§ **Polecenie**: Kontynuuj wpis z forum o obozie w Darłówku, zaczynając od jego ostatniego zdania.

§ **Fragment dokumentu**:
__________
|
|
|
|
Dorota
Dołączył: 25 Maj 2008
Posty: 135
Przeczytał: 0 tematów
Pomógł: 5 razy Ostrzeżeń: 0/5
|
|
|
|
|
|
Wysłany: Wto 23:37, 28 Lip 2009 Temat postu: pocztówka z Darłówka |
|
|
Nie no fajnie, fajnie było.
Trochę tylko logistycznie zawaliliśmy, bo nikt nie wziął ze sobą yorka, co jak się okazało było przyczyną całego nieszczęścia. Mogliśmy się zrzucić na jednego i nie było by całej afery. Darłówek to miasto 101 yorków , a nieformalną władzę w nim trzyma podpalana suczka Cruella. Bezwzględna Cruella postanowiła nas za to ukarać. Podstępnie porozwieszała na ścianach stołówki obrazki i wycelowała w nie kamery.
Wrażliwi na zapachy Steven i Pati za każdym razem , wchodząc na stołówkę, odurzeni zapachem zupy cebulowej, w akcie rozpaczy chwytali się obrazka, a to zgodnie z podpisaną umową dawało możliwość Cruelli korzystania z czarów. Stevena zamieniła w ogromnego tłustego gołębia , który zrzucał kupy na Stanisława w drugim turnusie, a Pati zamieniła w świnkę morską, którą poganiał w klatce wściekły królik ( zapewne z poprzedniego turnusu).
Nas uratował przed jej czarami chi kung , ale mógł nas uratować York, którego nie mieliśmy
Nie no fajnie, fajnie było.
Najlepszą zabawą na obozie była gra terenowa zw. grupową integracją. Wszyscy wszystkich szukali w mieście, a zadanie polegało na tym, żeby wszystkich 30 uczestników zapędzić do jednego pomieszczenia. Wygrywał ten, kto znalazł takie pomieszczenie w mieście i udało mu się ciągle rozpierzchajacą się grupę utrzymać przez min. 15 minut. Nieopatrznie wygrał Mario, który w związku z czarami Cruelli zwołał naradę wojenną. Stawili się wszyscy uczestnicy i przez godzinę nie opuszczali swoich miejsc, zjedli 8 porcji frytek, ryby i popijali piwem. Mario w nagrodę mógł się wreszcie wykapać w morzu, w wybranym przez siebie miejscu i porze.
__________
§ **Dane**:
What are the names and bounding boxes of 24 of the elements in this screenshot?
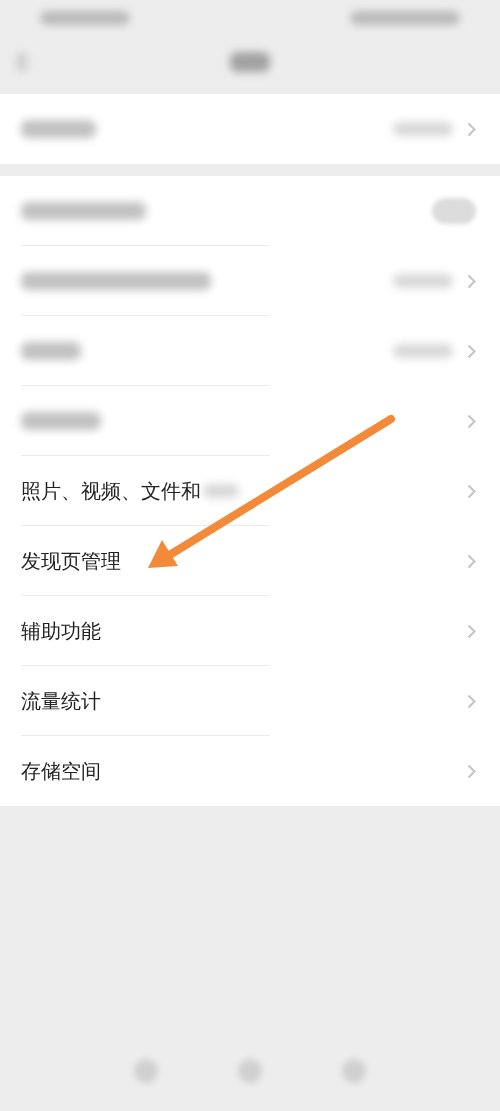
__________
§ **Odpowiedź**:
Nie no fajnie , fajnie było.
Bardzo dużo uprawialiśmy sportu, furkaliśmy wachlarzami i śmigaliśmy mieczami w stylu chen nad głowami ogłupiałego personelu Cruelli. Wszyscy ćwiczyli zapamiętale do tego stopnia, że jeszcze w niedzielę , już po obozie, pojedyncze osobniki błąkały się po Darłówku wykonując poszczególne sekwencje form. Jeden taki stał na moście zwodzonym w mieście i nie bacząc na to, że most zaczął się unosić , zajadle ćwiczył talerze z formy 48. Przy ostatnim talerzu zniknął.
Nie no fajnie, fajnie było.
Na koniec wszyscy kupili rodzinie pamiątkowe gofry z zielonym dżemem i zawieźli woreczek piachu z plaży do domu. Ja to się szybko przyzwyczajam do ludzi i miejsca, więc było mi smutno, nawet się wzruszyłam , ale mnie wzruszają nawet odjeżdżające pociągi...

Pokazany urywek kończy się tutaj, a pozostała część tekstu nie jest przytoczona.